**TASK INSTRUCTIONS:** Copy the records below exactly, omitting any pictures they contain.

── THE DATA ──

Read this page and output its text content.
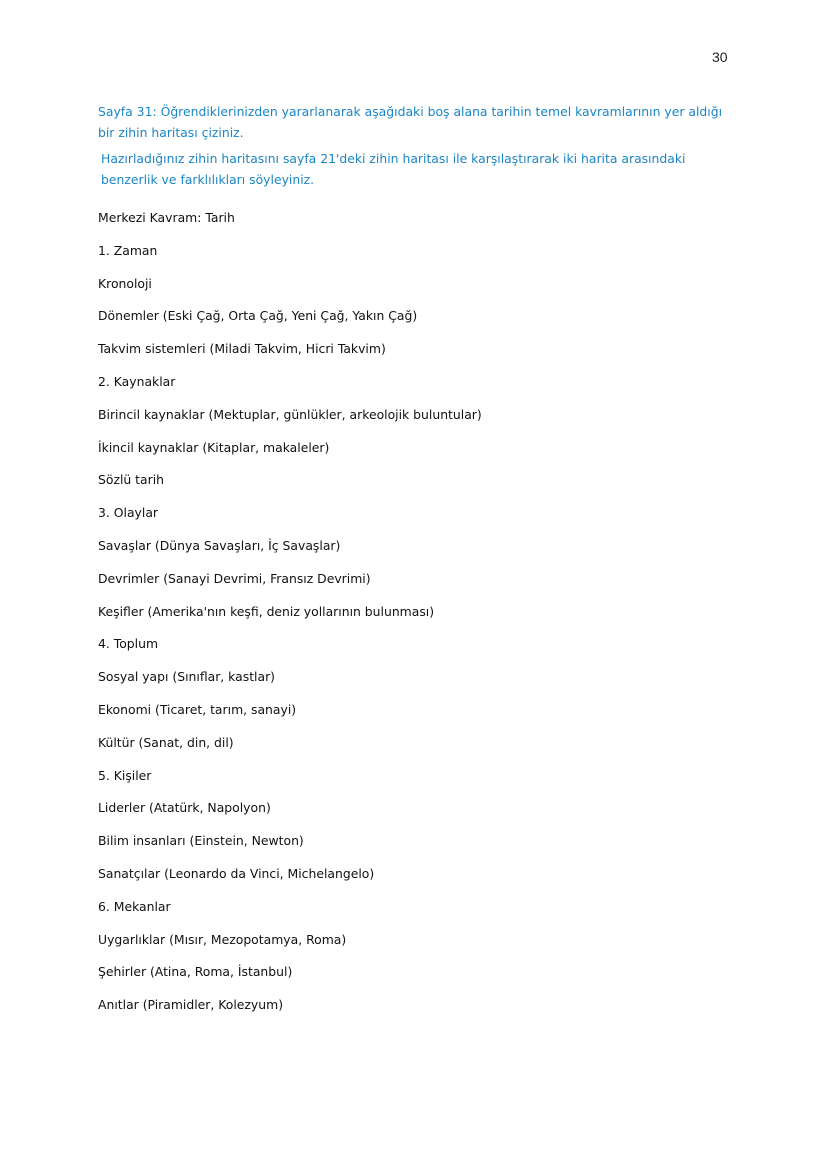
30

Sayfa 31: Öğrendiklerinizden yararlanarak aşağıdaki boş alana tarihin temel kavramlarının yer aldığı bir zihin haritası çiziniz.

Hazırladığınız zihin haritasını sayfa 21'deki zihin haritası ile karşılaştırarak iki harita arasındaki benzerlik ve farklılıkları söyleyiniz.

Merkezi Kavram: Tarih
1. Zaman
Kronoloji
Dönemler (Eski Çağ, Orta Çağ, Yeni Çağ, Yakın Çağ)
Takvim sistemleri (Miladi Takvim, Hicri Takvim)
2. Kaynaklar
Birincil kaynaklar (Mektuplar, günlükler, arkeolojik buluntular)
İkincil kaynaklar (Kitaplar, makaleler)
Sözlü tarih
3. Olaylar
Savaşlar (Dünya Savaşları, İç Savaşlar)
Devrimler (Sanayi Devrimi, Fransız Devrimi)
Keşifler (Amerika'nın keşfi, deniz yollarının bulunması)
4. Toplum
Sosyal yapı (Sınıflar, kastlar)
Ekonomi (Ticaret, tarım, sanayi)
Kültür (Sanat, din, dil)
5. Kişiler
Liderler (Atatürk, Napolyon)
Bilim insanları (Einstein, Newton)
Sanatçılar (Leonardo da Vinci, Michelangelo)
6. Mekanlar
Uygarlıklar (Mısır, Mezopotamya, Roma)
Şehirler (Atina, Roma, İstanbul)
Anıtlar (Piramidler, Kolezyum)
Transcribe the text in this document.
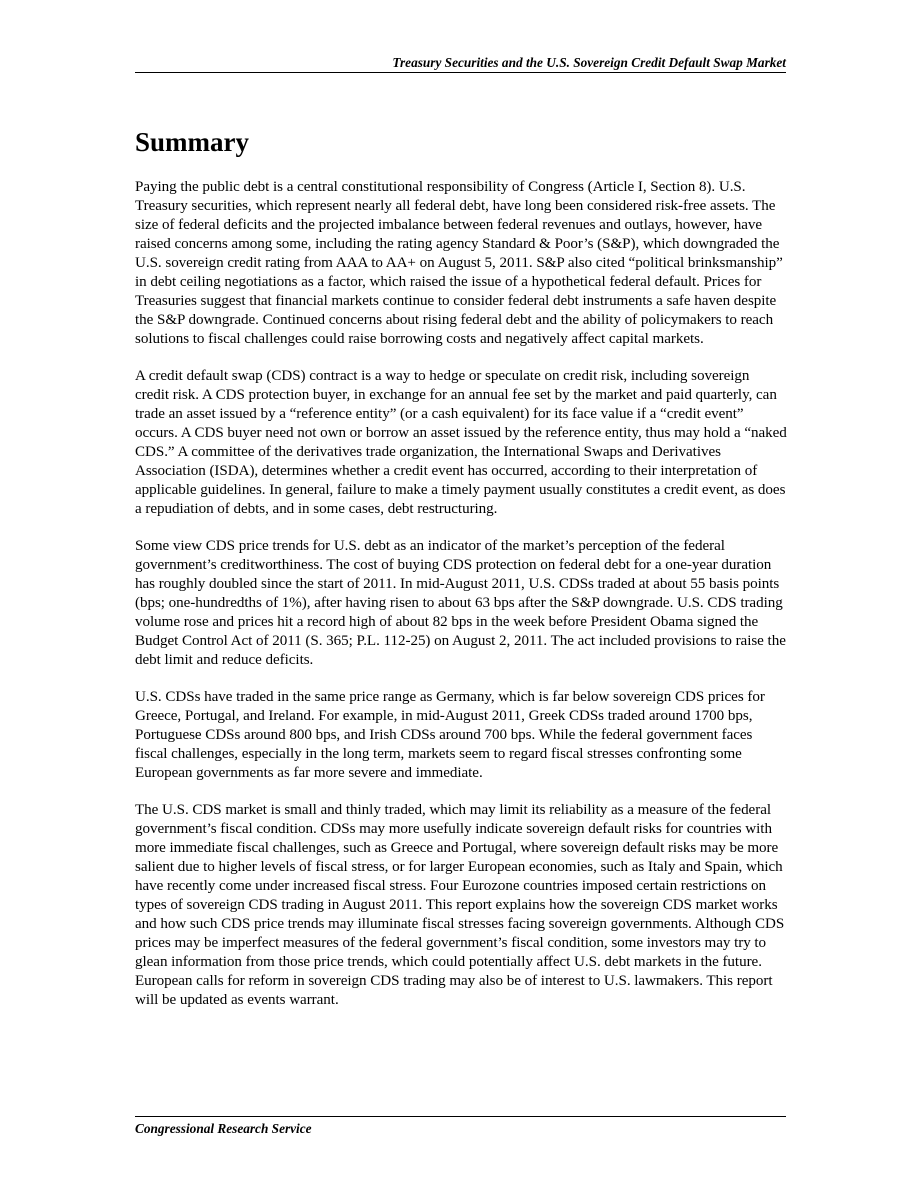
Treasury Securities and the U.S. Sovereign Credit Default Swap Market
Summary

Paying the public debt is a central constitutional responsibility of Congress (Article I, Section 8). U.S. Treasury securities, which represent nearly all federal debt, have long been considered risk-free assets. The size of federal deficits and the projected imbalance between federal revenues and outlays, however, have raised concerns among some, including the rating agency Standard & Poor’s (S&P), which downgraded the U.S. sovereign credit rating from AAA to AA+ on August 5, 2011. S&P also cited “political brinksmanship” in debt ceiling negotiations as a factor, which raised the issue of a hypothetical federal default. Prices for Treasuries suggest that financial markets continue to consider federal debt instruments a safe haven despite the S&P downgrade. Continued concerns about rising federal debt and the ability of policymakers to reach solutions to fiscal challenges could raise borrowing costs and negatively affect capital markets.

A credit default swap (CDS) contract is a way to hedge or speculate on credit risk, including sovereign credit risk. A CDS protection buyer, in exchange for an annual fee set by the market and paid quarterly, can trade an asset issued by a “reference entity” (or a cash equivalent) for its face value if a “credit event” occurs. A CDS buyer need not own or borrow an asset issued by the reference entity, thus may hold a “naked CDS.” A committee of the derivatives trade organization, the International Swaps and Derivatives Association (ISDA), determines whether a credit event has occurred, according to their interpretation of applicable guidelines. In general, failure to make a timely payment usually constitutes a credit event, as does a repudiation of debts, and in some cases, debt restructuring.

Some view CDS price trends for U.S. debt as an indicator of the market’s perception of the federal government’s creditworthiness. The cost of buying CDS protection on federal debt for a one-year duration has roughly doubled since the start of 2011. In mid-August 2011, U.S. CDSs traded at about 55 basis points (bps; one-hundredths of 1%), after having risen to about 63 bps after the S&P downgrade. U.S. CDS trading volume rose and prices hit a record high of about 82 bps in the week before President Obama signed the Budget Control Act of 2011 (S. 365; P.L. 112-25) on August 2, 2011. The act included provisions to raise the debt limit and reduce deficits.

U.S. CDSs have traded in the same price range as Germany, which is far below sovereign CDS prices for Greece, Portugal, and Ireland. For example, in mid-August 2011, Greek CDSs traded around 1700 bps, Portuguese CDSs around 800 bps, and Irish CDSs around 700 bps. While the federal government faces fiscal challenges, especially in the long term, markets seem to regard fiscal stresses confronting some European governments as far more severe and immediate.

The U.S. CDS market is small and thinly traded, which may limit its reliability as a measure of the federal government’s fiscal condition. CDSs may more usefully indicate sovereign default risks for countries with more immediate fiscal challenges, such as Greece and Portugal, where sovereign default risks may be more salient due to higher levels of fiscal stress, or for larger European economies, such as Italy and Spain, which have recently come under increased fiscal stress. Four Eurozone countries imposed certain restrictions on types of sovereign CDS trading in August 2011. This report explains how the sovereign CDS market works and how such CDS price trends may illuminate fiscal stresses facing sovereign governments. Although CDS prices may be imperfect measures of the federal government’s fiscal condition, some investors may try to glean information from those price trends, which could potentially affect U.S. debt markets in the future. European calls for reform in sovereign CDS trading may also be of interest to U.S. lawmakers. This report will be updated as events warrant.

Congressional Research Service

───

**EXERCISE ANSWER:**
Read this page and output its text content.
30

Sayfa 31: Öğrendiklerinizden yararlanarak aşağıdaki boş alana tarihin temel kavramlarının yer aldığı bir zihin haritası çiziniz.

Hazırladığınız zihin haritasını sayfa 21'deki zihin haritası ile karşılaştırarak iki harita arasındaki benzerlik ve farklılıkları söyleyiniz.

Merkezi Kavram: Tarih
1. Zaman
Kronoloji
Dönemler (Eski Çağ, Orta Çağ, Yeni Çağ, Yakın Çağ)
Takvim sistemleri (Miladi Takvim, Hicri Takvim)
2. Kaynaklar
Birincil kaynaklar (Mektuplar, günlükler, arkeolojik buluntular)
İkincil kaynaklar (Kitaplar, makaleler)
Sözlü tarih
3. Olaylar
Savaşlar (Dünya Savaşları, İç Savaşlar)
Devrimler (Sanayi Devrimi, Fransız Devrimi)
Keşifler (Amerika'nın keşfi, deniz yollarının bulunması)
4. Toplum
Sosyal yapı (Sınıflar, kastlar)
Ekonomi (Ticaret, tarım, sanayi)
Kültür (Sanat, din, dil)
5. Kişiler
Liderler (Atatürk, Napolyon)
Bilim insanları (Einstein, Newton)
Sanatçılar (Leonardo da Vinci, Michelangelo)
6. Mekanlar
Uygarlıklar (Mısır, Mezopotamya, Roma)
Şehirler (Atina, Roma, İstanbul)
Anıtlar (Piramidler, Kolezyum)
Transcribe the text in this document.
Treasury Securities and the U.S. Sovereign Credit Default Swap Market
Summary

Paying the public debt is a central constitutional responsibility of Congress (Article I, Section 8). U.S. Treasury securities, which represent nearly all federal debt, have long been considered risk-free assets. The size of federal deficits and the projected imbalance between federal revenues and outlays, however, have raised concerns among some, including the rating agency Standard & Poor’s (S&P), which downgraded the U.S. sovereign credit rating from AAA to AA+ on August 5, 2011. S&P also cited “political brinksmanship” in debt ceiling negotiations as a factor, which raised the issue of a hypothetical federal default. Prices for Treasuries suggest that financial markets continue to consider federal debt instruments a safe haven despite the S&P downgrade. Continued concerns about rising federal debt and the ability of policymakers to reach solutions to fiscal challenges could raise borrowing costs and negatively affect capital markets.

A credit default swap (CDS) contract is a way to hedge or speculate on credit risk, including sovereign credit risk. A CDS protection buyer, in exchange for an annual fee set by the market and paid quarterly, can trade an asset issued by a “reference entity” (or a cash equivalent) for its face value if a “credit event” occurs. A CDS buyer need not own or borrow an asset issued by the reference entity, thus may hold a “naked CDS.” A committee of the derivatives trade organization, the International Swaps and Derivatives Association (ISDA), determines whether a credit event has occurred, according to their interpretation of applicable guidelines. In general, failure to make a timely payment usually constitutes a credit event, as does a repudiation of debts, and in some cases, debt restructuring.

Some view CDS price trends for U.S. debt as an indicator of the market’s perception of the federal government’s creditworthiness. The cost of buying CDS protection on federal debt for a one-year duration has roughly doubled since the start of 2011. In mid-August 2011, U.S. CDSs traded at about 55 basis points (bps; one-hundredths of 1%), after having risen to about 63 bps after the S&P downgrade. U.S. CDS trading volume rose and prices hit a record high of about 82 bps in the week before President Obama signed the Budget Control Act of 2011 (S. 365; P.L. 112-25) on August 2, 2011. The act included provisions to raise the debt limit and reduce deficits.

U.S. CDSs have traded in the same price range as Germany, which is far below sovereign CDS prices for Greece, Portugal, and Ireland. For example, in mid-August 2011, Greek CDSs traded around 1700 bps, Portuguese CDSs around 800 bps, and Irish CDSs around 700 bps. While the federal government faces fiscal challenges, especially in the long term, markets seem to regard fiscal stresses confronting some European governments as far more severe and immediate.

The U.S. CDS market is small and thinly traded, which may limit its reliability as a measure of the federal government’s fiscal condition. CDSs may more usefully indicate sovereign default risks for countries with more immediate fiscal challenges, such as Greece and Portugal, where sovereign default risks may be more salient due to higher levels of fiscal stress, or for larger European economies, such as Italy and Spain, which have recently come under increased fiscal stress. Four Eurozone countries imposed certain restrictions on types of sovereign CDS trading in August 2011. This report explains how the sovereign CDS market works and how such CDS price trends may illuminate fiscal stresses facing sovereign governments. Although CDS prices may be imperfect measures of the federal government’s fiscal condition, some investors may try to glean information from those price trends, which could potentially affect U.S. debt markets in the future. European calls for reform in sovereign CDS trading may also be of interest to U.S. lawmakers. This report will be updated as events warrant.

Congressional Research Service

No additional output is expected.